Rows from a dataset

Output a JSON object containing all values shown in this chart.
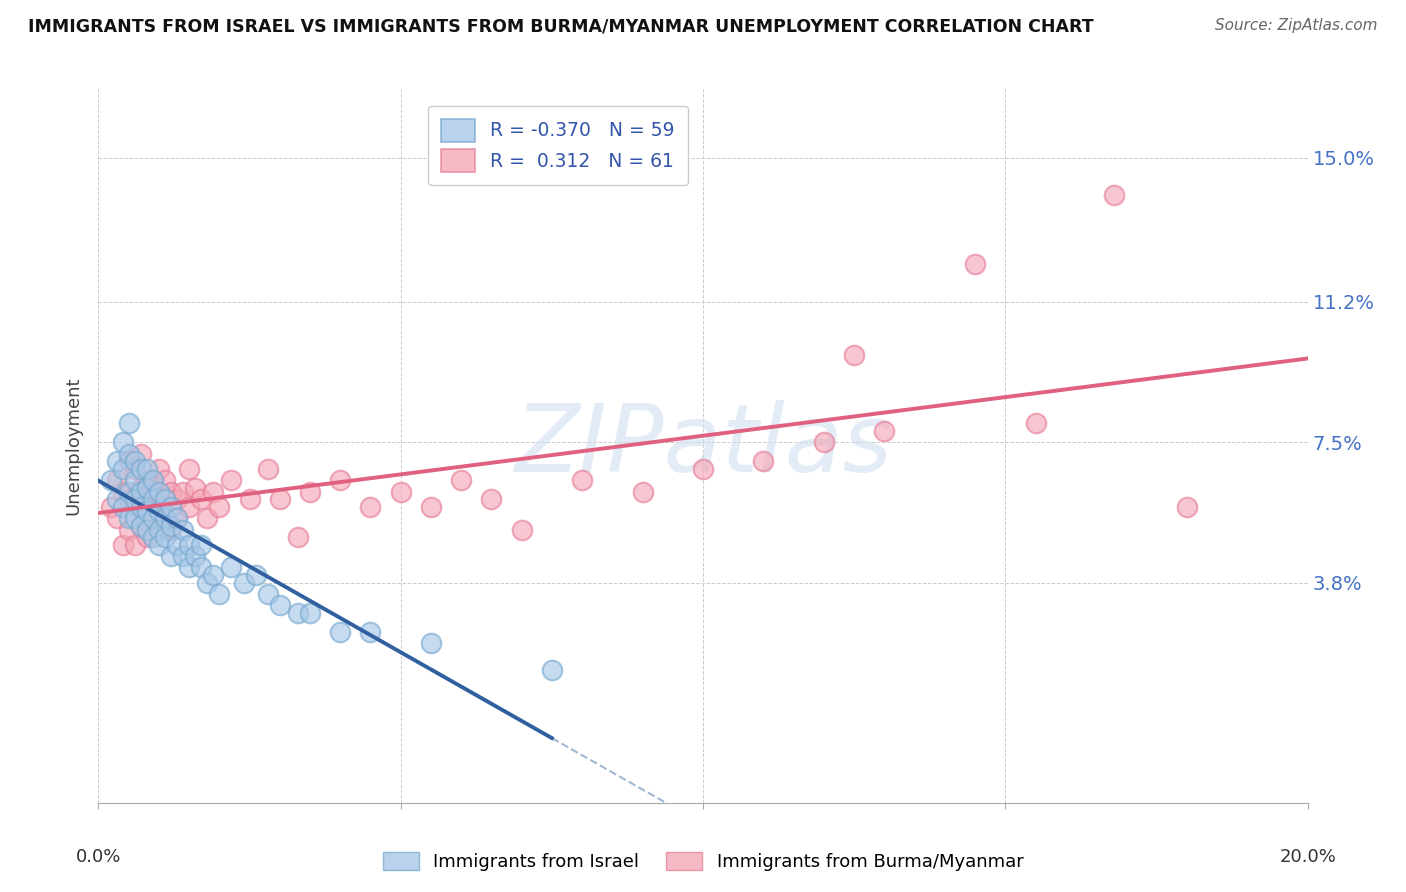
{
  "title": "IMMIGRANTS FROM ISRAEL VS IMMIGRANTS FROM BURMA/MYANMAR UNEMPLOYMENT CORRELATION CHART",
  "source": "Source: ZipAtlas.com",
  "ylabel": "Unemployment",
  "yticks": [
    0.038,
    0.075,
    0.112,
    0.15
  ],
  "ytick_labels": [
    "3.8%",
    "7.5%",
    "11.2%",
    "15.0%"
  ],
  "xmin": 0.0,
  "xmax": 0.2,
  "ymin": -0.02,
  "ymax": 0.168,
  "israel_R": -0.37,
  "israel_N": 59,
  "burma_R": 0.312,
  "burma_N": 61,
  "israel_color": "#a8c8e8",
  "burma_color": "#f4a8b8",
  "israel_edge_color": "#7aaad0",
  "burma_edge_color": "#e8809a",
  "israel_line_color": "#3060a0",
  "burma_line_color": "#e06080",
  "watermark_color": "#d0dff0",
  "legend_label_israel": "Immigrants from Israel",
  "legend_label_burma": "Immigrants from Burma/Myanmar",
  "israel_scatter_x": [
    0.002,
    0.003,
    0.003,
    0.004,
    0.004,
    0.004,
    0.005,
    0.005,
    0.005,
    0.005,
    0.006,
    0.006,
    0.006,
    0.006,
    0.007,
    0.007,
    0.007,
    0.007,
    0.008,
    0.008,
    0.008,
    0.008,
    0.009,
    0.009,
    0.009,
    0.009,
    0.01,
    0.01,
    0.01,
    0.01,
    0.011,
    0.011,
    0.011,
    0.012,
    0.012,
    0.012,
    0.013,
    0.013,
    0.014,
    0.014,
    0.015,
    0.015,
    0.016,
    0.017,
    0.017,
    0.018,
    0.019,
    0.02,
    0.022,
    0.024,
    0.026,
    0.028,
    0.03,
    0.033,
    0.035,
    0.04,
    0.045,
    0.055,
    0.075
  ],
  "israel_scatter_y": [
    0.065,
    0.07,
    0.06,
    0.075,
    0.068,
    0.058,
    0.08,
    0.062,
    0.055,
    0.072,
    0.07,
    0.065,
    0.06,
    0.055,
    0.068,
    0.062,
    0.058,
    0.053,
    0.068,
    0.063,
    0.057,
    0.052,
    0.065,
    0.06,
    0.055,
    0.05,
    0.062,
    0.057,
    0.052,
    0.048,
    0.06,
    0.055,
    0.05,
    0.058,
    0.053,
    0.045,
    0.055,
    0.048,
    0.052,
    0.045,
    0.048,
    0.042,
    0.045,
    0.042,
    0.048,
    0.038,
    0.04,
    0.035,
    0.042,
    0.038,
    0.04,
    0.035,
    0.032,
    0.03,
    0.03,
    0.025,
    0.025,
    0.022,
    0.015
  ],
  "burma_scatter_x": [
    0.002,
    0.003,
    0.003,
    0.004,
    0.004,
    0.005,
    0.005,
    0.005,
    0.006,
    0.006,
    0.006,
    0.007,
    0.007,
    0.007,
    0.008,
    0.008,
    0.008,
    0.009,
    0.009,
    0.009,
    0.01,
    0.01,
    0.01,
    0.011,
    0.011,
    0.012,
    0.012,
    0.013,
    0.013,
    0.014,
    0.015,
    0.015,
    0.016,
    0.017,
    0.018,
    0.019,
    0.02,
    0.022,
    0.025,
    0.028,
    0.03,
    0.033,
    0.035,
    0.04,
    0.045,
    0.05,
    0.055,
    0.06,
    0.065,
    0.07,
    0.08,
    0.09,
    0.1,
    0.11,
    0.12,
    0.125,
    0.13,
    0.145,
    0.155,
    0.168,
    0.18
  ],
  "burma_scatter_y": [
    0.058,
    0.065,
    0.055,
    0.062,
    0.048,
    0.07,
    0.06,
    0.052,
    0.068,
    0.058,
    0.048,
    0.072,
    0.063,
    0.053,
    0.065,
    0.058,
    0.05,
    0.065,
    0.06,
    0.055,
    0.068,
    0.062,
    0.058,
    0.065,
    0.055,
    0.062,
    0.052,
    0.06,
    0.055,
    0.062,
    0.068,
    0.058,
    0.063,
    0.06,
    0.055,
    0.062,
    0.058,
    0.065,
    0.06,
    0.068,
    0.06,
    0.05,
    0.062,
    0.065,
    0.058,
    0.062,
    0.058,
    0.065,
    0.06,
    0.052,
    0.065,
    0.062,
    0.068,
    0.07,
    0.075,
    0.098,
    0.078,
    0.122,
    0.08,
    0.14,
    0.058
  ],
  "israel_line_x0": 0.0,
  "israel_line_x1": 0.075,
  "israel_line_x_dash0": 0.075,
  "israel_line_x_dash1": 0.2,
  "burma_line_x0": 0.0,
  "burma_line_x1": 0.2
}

PROBLEM »
Transcribe the records word for word and include no pictures.

SOLUTION TO THIS TASK »
Output a JSON object containing all values shown in this chart.
{
  "title": "IMMIGRANTS FROM ISRAEL VS IMMIGRANTS FROM BURMA/MYANMAR UNEMPLOYMENT CORRELATION CHART",
  "source": "Source: ZipAtlas.com",
  "ylabel": "Unemployment",
  "yticks": [
    0.038,
    0.075,
    0.112,
    0.15
  ],
  "ytick_labels": [
    "3.8%",
    "7.5%",
    "11.2%",
    "15.0%"
  ],
  "xmin": 0.0,
  "xmax": 0.2,
  "ymin": -0.02,
  "ymax": 0.168,
  "israel_R": -0.37,
  "israel_N": 59,
  "burma_R": 0.312,
  "burma_N": 61,
  "israel_color": "#a8c8e8",
  "burma_color": "#f4a8b8",
  "israel_edge_color": "#7aaad0",
  "burma_edge_color": "#e8809a",
  "israel_line_color": "#3060a0",
  "burma_line_color": "#e06080",
  "watermark_color": "#d0dff0",
  "legend_label_israel": "Immigrants from Israel",
  "legend_label_burma": "Immigrants from Burma/Myanmar",
  "israel_scatter_x": [
    0.002,
    0.003,
    0.003,
    0.004,
    0.004,
    0.004,
    0.005,
    0.005,
    0.005,
    0.005,
    0.006,
    0.006,
    0.006,
    0.006,
    0.007,
    0.007,
    0.007,
    0.007,
    0.008,
    0.008,
    0.008,
    0.008,
    0.009,
    0.009,
    0.009,
    0.009,
    0.01,
    0.01,
    0.01,
    0.01,
    0.011,
    0.011,
    0.011,
    0.012,
    0.012,
    0.012,
    0.013,
    0.013,
    0.014,
    0.014,
    0.015,
    0.015,
    0.016,
    0.017,
    0.017,
    0.018,
    0.019,
    0.02,
    0.022,
    0.024,
    0.026,
    0.028,
    0.03,
    0.033,
    0.035,
    0.04,
    0.045,
    0.055,
    0.075
  ],
  "israel_scatter_y": [
    0.065,
    0.07,
    0.06,
    0.075,
    0.068,
    0.058,
    0.08,
    0.062,
    0.055,
    0.072,
    0.07,
    0.065,
    0.06,
    0.055,
    0.068,
    0.062,
    0.058,
    0.053,
    0.068,
    0.063,
    0.057,
    0.052,
    0.065,
    0.06,
    0.055,
    0.05,
    0.062,
    0.057,
    0.052,
    0.048,
    0.06,
    0.055,
    0.05,
    0.058,
    0.053,
    0.045,
    0.055,
    0.048,
    0.052,
    0.045,
    0.048,
    0.042,
    0.045,
    0.042,
    0.048,
    0.038,
    0.04,
    0.035,
    0.042,
    0.038,
    0.04,
    0.035,
    0.032,
    0.03,
    0.03,
    0.025,
    0.025,
    0.022,
    0.015
  ],
  "burma_scatter_x": [
    0.002,
    0.003,
    0.003,
    0.004,
    0.004,
    0.005,
    0.005,
    0.005,
    0.006,
    0.006,
    0.006,
    0.007,
    0.007,
    0.007,
    0.008,
    0.008,
    0.008,
    0.009,
    0.009,
    0.009,
    0.01,
    0.01,
    0.01,
    0.011,
    0.011,
    0.012,
    0.012,
    0.013,
    0.013,
    0.014,
    0.015,
    0.015,
    0.016,
    0.017,
    0.018,
    0.019,
    0.02,
    0.022,
    0.025,
    0.028,
    0.03,
    0.033,
    0.035,
    0.04,
    0.045,
    0.05,
    0.055,
    0.06,
    0.065,
    0.07,
    0.08,
    0.09,
    0.1,
    0.11,
    0.12,
    0.125,
    0.13,
    0.145,
    0.155,
    0.168,
    0.18
  ],
  "burma_scatter_y": [
    0.058,
    0.065,
    0.055,
    0.062,
    0.048,
    0.07,
    0.06,
    0.052,
    0.068,
    0.058,
    0.048,
    0.072,
    0.063,
    0.053,
    0.065,
    0.058,
    0.05,
    0.065,
    0.06,
    0.055,
    0.068,
    0.062,
    0.058,
    0.065,
    0.055,
    0.062,
    0.052,
    0.06,
    0.055,
    0.062,
    0.068,
    0.058,
    0.063,
    0.06,
    0.055,
    0.062,
    0.058,
    0.065,
    0.06,
    0.068,
    0.06,
    0.05,
    0.062,
    0.065,
    0.058,
    0.062,
    0.058,
    0.065,
    0.06,
    0.052,
    0.065,
    0.062,
    0.068,
    0.07,
    0.075,
    0.098,
    0.078,
    0.122,
    0.08,
    0.14,
    0.058
  ],
  "israel_line_x0": 0.0,
  "israel_line_x1": 0.075,
  "israel_line_x_dash0": 0.075,
  "israel_line_x_dash1": 0.2,
  "burma_line_x0": 0.0,
  "burma_line_x1": 0.2
}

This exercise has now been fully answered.